What to work on: Rewrite the material below, changing "bounding boxes" to "box coordinates" and keeping everything else the same. Leave the pictures out.

Record list:
** begin **
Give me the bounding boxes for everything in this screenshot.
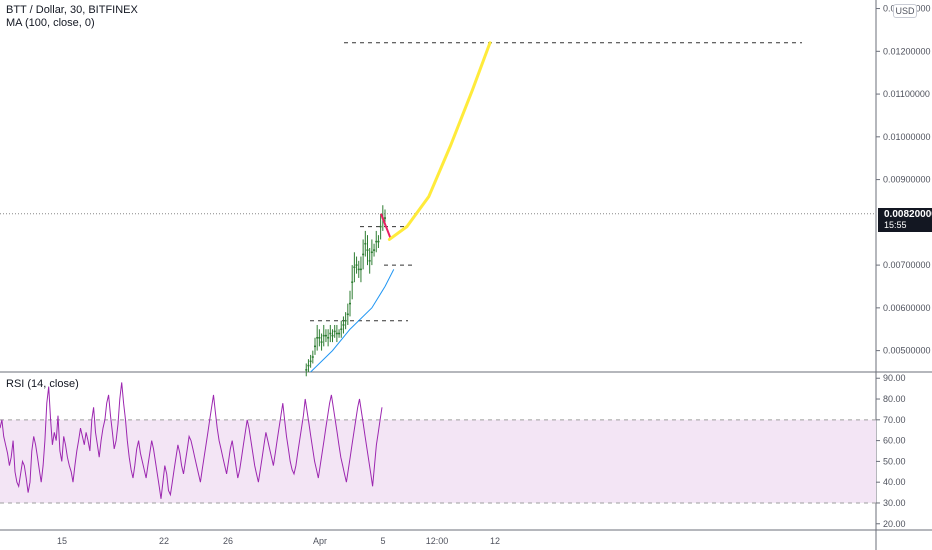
- price-tick-label: 0.01200000: [883, 46, 931, 56]
- rsi-tick-label: 40.00: [883, 477, 906, 487]
- time-tick-label: 22: [159, 536, 169, 546]
- rsi-line: [0, 382, 383, 499]
- price-tick-label: 0.00900000: [883, 175, 931, 185]
- pullback-arrow: [380, 213, 392, 240]
- ma-line: [310, 269, 395, 373]
- currency-button[interactable]: USD: [893, 4, 917, 18]
- price-tick-label: 0.01000000: [883, 132, 931, 142]
- time-tick-label: 12:00: [426, 536, 449, 546]
- price-tick-label: 0.00600000: [883, 303, 931, 313]
- symbol-title[interactable]: BTT / Dollar, 30, BITFINEX: [6, 4, 138, 16]
- time-tick-label: 5: [380, 536, 385, 546]
- price-tick-label: 0.01100000: [883, 89, 930, 99]
- time-tick-label: 12: [490, 536, 500, 546]
- time-tick-label: 15: [57, 536, 67, 546]
- price-tick-label: 0.00700000: [883, 260, 931, 270]
- rsi-legend[interactable]: RSI (14, close): [6, 378, 79, 390]
- projection-curve: [387, 41, 492, 241]
- ma-legend[interactable]: MA (100, close, 0): [6, 17, 95, 29]
- rsi-tick-label: 90.00: [883, 373, 906, 383]
- rsi-axis: 90.00 80.00 70.00 60.00 50.00 40.00 30.00 20.00: [876, 373, 906, 529]
- bar-countdown: 15:55: [884, 220, 907, 230]
- last-price-value: 0.00820000: [884, 209, 932, 220]
- rsi-tick-label: 50.00: [883, 456, 906, 466]
- rsi-tick-label: 20.00: [883, 519, 906, 529]
- rsi-tick-label: 60.00: [883, 436, 906, 446]
- time-tick-label: 26: [223, 536, 233, 546]
- rsi-panel: [0, 382, 876, 504]
- rsi-tick-label: 80.00: [883, 394, 906, 404]
- last-price-tag: 0.00820000 15:55: [878, 208, 932, 232]
- price-tick-label: 0.00500000: [883, 346, 931, 356]
- rsi-tick-label: 70.00: [883, 415, 906, 425]
- rsi-tick-label: 30.00: [883, 498, 906, 508]
- time-tick-label: Apr: [313, 536, 327, 546]
- rsi-band: [0, 419, 876, 503]
- price-axis: 0.013000000.012000000.011000000.01000000…: [876, 4, 931, 356]
- time-axis: 15 22 26 Apr 5 12:00 12: [57, 536, 500, 546]
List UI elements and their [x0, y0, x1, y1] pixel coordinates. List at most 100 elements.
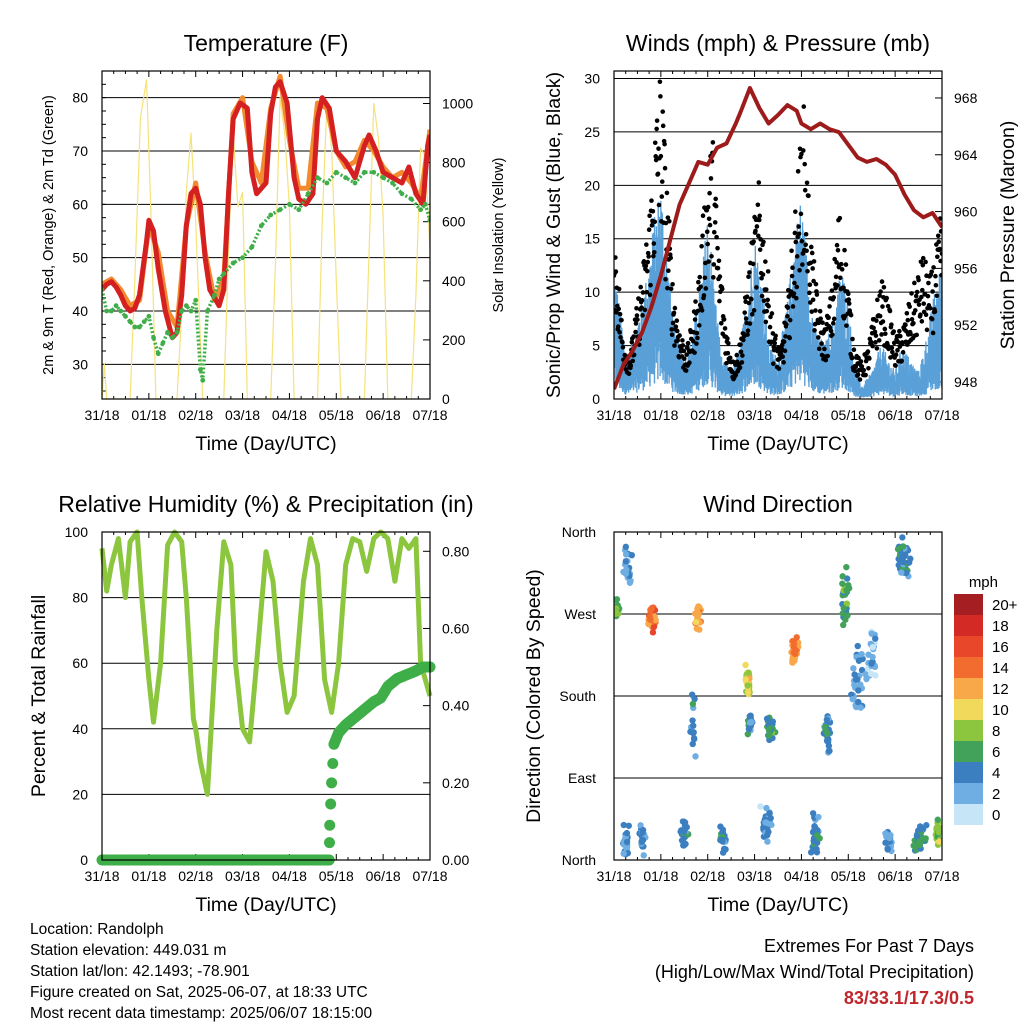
** end **
Finished answer:
Give me the box coordinates for everything in this screenshot.
- price-tick-label: 0.01200000: [883, 46, 931, 56]
- rsi-tick-label: 40.00: [883, 477, 906, 487]
- time-tick-label: 22: [159, 536, 169, 546]
- rsi-line: [0, 382, 383, 499]
- price-tick-label: 0.00900000: [883, 175, 931, 185]
- pullback-arrow: [380, 213, 392, 240]
- ma-line: [310, 269, 395, 373]
- currency-button[interactable]: USD: [893, 4, 917, 18]
- price-tick-label: 0.01000000: [883, 132, 931, 142]
- time-tick-label: 12:00: [426, 536, 449, 546]
- price-tick-label: 0.00600000: [883, 303, 931, 313]
- symbol-title[interactable]: BTT / Dollar, 30, BITFINEX: [6, 4, 138, 16]
- time-tick-label: 5: [380, 536, 385, 546]
- price-tick-label: 0.01100000: [883, 89, 930, 99]
- time-tick-label: 12: [490, 536, 500, 546]
- time-tick-label: 15: [57, 536, 67, 546]
- price-tick-label: 0.00700000: [883, 260, 931, 270]
- rsi-legend[interactable]: RSI (14, close): [6, 378, 79, 390]
- projection-curve: [387, 41, 492, 241]
- ma-legend[interactable]: MA (100, close, 0): [6, 17, 95, 29]
- rsi-tick-label: 90.00: [883, 373, 906, 383]
- rsi-axis: 90.00 80.00 70.00 60.00 50.00 40.00 30.00 20.00: [876, 373, 906, 529]
- bar-countdown: 15:55: [884, 220, 907, 230]
- last-price-value: 0.00820000: [884, 209, 932, 220]
- rsi-tick-label: 50.00: [883, 456, 906, 466]
- rsi-tick-label: 20.00: [883, 519, 906, 529]
- rsi-tick-label: 60.00: [883, 436, 906, 446]
- time-tick-label: 26: [223, 536, 233, 546]
- rsi-panel: [0, 382, 876, 504]
- rsi-tick-label: 80.00: [883, 394, 906, 404]
- last-price-tag: 0.00820000 15:55: [878, 208, 932, 232]
- price-tick-label: 0.00500000: [883, 346, 931, 356]
- rsi-tick-label: 70.00: [883, 415, 906, 425]
- rsi-tick-label: 30.00: [883, 498, 906, 508]
- time-tick-label: Apr: [313, 536, 327, 546]
- rsi-band: [0, 419, 876, 503]
- price-axis: 0.013000000.012000000.011000000.01000000…: [876, 4, 931, 356]
- time-axis: 15 22 26 Apr 5 12:00 12: [57, 536, 500, 546]
List UI elements and their [x0, y0, x1, y1] pixel coordinates. List at most 100 elements.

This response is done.